• **Text to read**
━━━━━━

Unity Build Homeowner Latonya Toomer

Latonya Toomer has specific plans for when her home is complete. Those plans involve mermaids.

Her home will be built in partnership with 15 faith groups from around the New Orleans area in October as part of NOAHH’s Unity Build. The Build will take place every weekend of the month, with the home being built from floor system to finished house in 12 days. After such an exhausting schedule, her first step is to rest.

“The first thing that I’m going to do when I get into my home?” she said. “I’m going to say a prayer and thank God. And then I’m going to relax and probably have a good night’s sleep. Take a me bath. Yes, I’m taking me a good bath. And soak. And then I’m going to get in the bed and have a good night’s sleep.”

After that, she’s going to start decorating.

“I want to decorate the whole living room in ‘mermaid’ decorations and aqua blue, because I like mermaids,” she said. “My [14-year old] daughter, she wants to do turquoise and silver. She loves those colors. My baby girl, she likes blue. That’s her favorite color. And then the kitchen is going to be in wine decorations—cheese and wine.”

━━━━━━

• **Written instruction 1**
Please return every row below that contains the word "document".

━━━━━━

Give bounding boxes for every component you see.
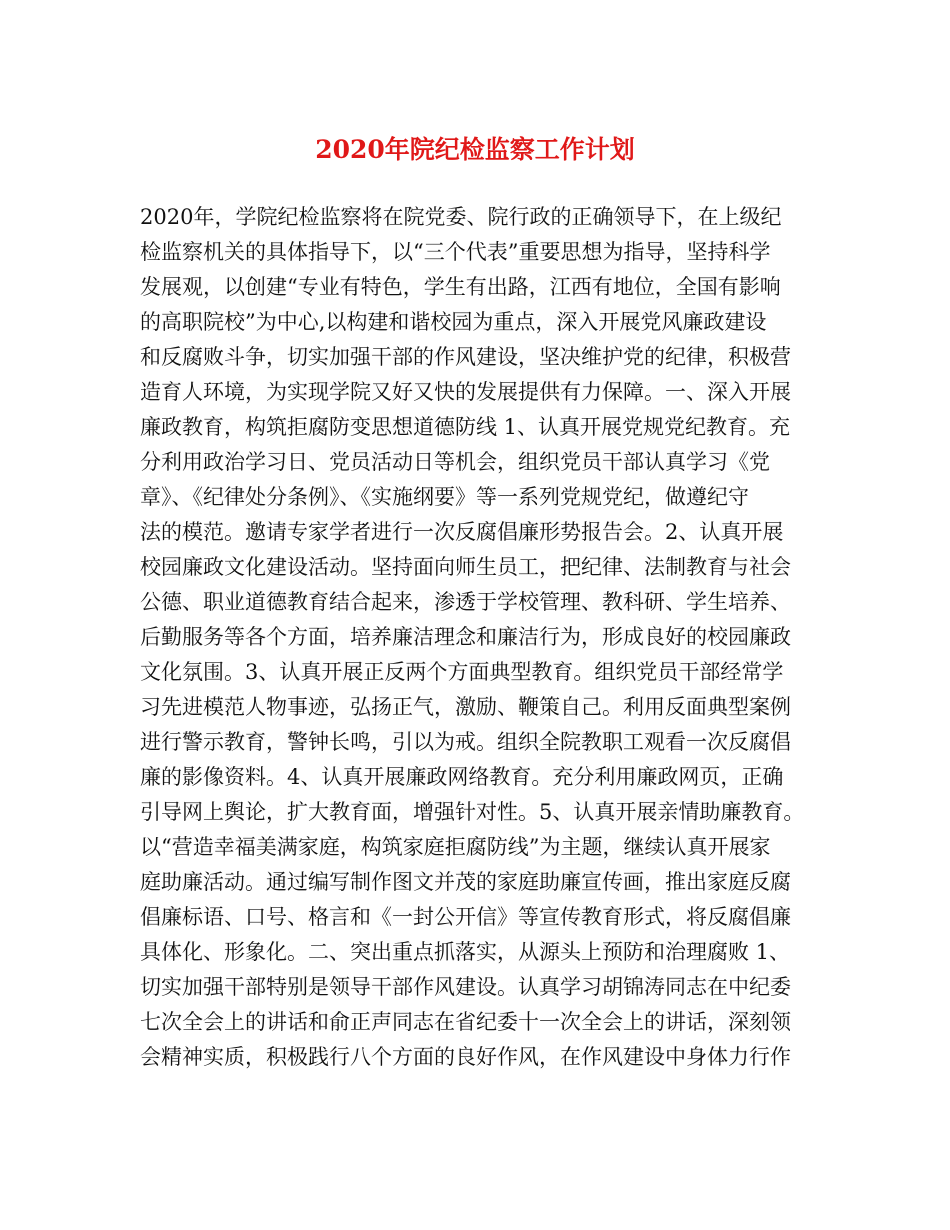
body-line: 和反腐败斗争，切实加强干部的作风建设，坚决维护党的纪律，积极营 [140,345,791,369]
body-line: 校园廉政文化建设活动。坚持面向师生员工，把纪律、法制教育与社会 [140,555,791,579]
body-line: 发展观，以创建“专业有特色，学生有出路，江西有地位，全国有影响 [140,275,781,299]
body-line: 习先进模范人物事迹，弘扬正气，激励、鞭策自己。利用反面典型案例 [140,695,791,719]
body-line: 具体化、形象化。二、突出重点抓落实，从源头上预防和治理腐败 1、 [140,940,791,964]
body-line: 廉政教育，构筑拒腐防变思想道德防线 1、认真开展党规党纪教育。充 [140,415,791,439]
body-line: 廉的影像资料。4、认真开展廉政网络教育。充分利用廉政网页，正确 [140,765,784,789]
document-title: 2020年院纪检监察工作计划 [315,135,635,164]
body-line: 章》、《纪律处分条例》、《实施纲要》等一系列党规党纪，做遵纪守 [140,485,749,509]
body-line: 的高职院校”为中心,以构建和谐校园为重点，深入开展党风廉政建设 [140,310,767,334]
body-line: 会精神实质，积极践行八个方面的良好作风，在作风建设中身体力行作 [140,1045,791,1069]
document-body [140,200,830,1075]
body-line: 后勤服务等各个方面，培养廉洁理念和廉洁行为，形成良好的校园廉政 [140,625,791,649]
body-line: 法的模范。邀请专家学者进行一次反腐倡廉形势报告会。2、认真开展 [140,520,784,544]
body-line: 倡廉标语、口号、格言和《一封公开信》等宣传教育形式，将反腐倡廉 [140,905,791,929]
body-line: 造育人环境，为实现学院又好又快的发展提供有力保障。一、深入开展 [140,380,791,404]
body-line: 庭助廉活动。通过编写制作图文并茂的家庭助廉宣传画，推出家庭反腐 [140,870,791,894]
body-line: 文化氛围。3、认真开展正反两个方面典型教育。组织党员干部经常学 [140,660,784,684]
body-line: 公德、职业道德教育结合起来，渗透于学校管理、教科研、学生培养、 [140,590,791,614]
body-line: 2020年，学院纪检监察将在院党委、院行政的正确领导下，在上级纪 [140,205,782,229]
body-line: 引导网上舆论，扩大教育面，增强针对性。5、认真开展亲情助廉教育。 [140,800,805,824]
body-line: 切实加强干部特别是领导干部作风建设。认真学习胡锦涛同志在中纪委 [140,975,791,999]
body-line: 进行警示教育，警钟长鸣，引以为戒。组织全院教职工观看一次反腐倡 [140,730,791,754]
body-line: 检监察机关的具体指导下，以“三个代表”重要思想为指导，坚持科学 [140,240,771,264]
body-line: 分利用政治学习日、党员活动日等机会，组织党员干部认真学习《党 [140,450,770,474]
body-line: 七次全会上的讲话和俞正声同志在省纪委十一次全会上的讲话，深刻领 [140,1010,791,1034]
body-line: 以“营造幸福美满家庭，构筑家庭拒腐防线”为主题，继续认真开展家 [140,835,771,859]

━━━━━━

• **Written instruction 2**
Pick up the piece on Latonya Toomer's Unity Build home after its final sentence and keep writing it.

• **Right answer 1**
document-title: 2020年院纪检监察工作计划 [315,135,635,164]
document-body [140,200,830,1075]

• **Right answer 2**
Latonya has spent the last year working through the NOAHH homeownership program. Unity Build marks the last step toward homeownership for her.

“I’m going to really be happy when I’m able to walk through the door,” she said. “I know it’s almost there. When my case manager called me in, and she gave me the floor plans, I was excited about that. They gave me the floor plans, [and] I knew it was real. Each little step, you know, is more and more.”

Raised by her father, Latonya lived with eight of her 13 siblings growing up. She shared a bed with two of her sisters, sleeping head to foot. She didn’t have a room of her own until she moved out. Now, she has a whole house for her and her family. She has four children, but two of her daughters are grown.

“You want your children to have more than what you had,” she said. “Even with me having an apartment, they had more than I had coming up. I’m very thankful that I’m able to give them a home.”

After a long search for a way to become a homeowner, she decided to try Habitat.

“I didn’t know that I would get accepted,” she said. “When she called me and let me know that I had gotten accepted, it was unbelievable. Because I didn’t know that I could get accepted. I just took my chances, really. I was ready to become a homeowner. I went through other programs, and everything was a fail. I wanted my own. The amount of money that I pay in rent is like… That’s a house note. And I had the money. I just didn’t have the credit.”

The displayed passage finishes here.